### WHAT IS NEEDED:
Keep every line where the word "Publications" appears; drop the rest.

### PROVIDED DATA:

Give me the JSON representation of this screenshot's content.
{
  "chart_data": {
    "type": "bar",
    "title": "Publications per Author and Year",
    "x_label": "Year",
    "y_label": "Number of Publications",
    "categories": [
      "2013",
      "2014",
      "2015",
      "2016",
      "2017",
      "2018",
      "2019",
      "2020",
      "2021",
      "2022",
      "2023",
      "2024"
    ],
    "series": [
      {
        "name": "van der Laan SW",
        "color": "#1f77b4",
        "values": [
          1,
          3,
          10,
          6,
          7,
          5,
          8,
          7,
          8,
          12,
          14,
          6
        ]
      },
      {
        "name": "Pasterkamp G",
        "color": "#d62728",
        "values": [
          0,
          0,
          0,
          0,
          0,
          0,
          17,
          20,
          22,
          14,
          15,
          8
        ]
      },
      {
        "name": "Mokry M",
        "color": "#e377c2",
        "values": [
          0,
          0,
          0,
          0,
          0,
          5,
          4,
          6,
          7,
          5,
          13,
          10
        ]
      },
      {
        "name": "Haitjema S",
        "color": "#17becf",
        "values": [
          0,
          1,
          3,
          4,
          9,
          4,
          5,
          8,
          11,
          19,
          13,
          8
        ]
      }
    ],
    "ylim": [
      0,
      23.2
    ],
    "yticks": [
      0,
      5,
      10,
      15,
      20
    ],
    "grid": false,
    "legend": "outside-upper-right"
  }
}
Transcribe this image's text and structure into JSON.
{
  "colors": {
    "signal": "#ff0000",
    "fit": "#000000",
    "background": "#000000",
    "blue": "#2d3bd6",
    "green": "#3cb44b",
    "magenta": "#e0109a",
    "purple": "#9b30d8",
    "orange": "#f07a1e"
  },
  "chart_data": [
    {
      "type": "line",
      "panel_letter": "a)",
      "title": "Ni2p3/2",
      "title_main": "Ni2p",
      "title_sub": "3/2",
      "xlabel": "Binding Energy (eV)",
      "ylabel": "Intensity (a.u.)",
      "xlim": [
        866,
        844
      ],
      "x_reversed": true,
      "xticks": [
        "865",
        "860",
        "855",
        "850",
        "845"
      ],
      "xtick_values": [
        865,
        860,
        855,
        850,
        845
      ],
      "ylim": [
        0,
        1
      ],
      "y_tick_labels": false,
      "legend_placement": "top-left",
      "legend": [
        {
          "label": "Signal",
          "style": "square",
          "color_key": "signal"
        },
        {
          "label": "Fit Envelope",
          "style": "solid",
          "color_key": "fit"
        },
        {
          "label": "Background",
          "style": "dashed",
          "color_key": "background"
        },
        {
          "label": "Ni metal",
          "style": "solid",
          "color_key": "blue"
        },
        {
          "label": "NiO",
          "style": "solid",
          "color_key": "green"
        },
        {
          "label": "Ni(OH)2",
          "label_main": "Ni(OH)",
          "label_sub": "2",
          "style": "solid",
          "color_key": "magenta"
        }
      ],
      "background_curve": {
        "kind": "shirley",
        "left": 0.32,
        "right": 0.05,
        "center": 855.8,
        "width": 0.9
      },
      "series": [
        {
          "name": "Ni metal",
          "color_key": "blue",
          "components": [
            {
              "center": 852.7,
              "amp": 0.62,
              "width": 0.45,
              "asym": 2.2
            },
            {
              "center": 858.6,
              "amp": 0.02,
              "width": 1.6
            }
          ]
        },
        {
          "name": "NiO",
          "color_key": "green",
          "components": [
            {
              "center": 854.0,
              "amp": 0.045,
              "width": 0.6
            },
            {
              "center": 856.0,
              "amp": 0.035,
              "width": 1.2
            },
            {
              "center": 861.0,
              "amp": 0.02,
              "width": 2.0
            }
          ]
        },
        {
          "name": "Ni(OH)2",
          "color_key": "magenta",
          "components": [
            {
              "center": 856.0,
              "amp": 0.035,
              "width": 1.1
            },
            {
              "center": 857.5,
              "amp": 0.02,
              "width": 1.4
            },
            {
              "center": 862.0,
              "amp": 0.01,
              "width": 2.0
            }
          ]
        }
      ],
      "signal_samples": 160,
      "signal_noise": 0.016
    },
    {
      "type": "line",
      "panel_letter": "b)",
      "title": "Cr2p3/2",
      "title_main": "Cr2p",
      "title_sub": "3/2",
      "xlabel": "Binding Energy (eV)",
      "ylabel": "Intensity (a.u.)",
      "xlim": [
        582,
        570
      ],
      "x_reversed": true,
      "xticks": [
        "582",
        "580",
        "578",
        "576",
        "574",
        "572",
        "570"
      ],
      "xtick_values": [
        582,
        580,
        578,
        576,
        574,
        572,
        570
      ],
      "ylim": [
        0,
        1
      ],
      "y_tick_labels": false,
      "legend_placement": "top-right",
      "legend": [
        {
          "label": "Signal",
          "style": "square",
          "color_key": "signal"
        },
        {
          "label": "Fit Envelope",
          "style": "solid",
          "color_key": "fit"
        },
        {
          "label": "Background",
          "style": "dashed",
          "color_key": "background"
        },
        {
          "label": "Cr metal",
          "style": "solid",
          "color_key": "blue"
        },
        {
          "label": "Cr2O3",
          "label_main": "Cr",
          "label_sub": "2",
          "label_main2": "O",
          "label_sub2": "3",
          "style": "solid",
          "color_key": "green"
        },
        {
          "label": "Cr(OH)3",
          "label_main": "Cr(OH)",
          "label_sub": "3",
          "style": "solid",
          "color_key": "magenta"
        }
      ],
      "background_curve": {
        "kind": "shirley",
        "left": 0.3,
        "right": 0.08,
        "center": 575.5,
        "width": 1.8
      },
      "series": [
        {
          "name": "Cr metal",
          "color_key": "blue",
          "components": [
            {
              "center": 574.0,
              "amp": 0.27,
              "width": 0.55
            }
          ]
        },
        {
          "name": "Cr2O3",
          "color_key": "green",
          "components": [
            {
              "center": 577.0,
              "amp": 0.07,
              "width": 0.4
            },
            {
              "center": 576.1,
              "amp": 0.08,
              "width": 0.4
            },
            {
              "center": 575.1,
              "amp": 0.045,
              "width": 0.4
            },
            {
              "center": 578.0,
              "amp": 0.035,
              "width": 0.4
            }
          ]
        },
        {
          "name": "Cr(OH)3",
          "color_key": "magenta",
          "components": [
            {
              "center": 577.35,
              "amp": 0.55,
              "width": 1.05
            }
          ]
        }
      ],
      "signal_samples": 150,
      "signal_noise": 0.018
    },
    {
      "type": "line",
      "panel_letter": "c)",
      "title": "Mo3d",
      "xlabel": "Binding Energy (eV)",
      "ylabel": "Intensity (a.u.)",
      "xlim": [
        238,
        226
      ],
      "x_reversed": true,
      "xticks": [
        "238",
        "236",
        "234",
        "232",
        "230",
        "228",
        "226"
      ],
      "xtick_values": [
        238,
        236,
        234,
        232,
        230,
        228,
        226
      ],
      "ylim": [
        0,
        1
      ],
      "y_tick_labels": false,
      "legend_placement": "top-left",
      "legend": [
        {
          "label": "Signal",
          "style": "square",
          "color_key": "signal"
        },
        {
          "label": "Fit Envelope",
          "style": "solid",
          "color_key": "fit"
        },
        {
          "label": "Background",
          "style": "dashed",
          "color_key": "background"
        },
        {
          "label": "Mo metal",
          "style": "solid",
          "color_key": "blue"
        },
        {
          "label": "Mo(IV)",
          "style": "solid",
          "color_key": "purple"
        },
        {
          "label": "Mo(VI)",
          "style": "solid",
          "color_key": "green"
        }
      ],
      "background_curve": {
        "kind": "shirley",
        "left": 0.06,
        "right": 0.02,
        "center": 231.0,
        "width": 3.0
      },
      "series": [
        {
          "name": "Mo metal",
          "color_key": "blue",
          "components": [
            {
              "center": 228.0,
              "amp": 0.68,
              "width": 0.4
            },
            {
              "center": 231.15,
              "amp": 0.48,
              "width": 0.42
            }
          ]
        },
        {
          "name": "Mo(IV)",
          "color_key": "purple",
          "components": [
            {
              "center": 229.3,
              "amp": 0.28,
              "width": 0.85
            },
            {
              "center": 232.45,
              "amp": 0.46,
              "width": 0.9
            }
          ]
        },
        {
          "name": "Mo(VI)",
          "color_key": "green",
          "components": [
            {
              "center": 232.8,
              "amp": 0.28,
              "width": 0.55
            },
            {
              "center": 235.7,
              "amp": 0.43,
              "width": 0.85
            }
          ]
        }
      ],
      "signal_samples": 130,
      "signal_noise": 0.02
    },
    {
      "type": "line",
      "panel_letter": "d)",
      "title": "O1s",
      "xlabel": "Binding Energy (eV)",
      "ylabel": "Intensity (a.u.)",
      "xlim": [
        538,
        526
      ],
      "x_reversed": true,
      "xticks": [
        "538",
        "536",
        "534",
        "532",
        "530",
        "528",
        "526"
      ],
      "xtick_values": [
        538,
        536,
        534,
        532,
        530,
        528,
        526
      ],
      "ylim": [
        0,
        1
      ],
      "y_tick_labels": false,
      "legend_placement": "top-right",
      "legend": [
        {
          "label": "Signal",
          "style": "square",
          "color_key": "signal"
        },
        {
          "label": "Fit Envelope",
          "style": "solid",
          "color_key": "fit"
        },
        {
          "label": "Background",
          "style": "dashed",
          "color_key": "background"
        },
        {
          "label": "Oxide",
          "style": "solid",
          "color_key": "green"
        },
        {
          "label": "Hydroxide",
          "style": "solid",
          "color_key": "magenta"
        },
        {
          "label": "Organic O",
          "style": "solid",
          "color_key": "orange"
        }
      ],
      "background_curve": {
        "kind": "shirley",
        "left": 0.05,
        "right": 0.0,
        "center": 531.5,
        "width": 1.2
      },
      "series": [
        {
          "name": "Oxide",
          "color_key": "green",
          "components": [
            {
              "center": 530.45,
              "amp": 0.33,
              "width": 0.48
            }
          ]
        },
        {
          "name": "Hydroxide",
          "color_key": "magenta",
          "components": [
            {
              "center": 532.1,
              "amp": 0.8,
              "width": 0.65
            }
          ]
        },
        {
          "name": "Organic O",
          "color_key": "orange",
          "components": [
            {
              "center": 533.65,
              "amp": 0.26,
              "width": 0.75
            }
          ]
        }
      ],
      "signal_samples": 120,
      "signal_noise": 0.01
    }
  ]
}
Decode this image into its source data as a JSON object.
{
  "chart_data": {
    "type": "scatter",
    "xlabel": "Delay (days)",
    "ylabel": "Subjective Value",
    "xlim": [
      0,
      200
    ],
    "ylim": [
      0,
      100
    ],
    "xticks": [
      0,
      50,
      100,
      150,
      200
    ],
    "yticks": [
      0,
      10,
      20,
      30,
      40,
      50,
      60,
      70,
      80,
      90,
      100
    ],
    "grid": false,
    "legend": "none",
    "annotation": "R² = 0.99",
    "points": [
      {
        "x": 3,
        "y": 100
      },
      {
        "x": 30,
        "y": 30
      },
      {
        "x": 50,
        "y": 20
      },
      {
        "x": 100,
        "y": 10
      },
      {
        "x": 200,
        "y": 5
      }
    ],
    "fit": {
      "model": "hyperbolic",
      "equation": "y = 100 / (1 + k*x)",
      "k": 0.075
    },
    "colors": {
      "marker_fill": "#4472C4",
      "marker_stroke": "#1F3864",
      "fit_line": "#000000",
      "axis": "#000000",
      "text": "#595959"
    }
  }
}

### RIGHT ANSWER:
    "title": "Publications per Author and Year",
    "y_label": "Number of Publications",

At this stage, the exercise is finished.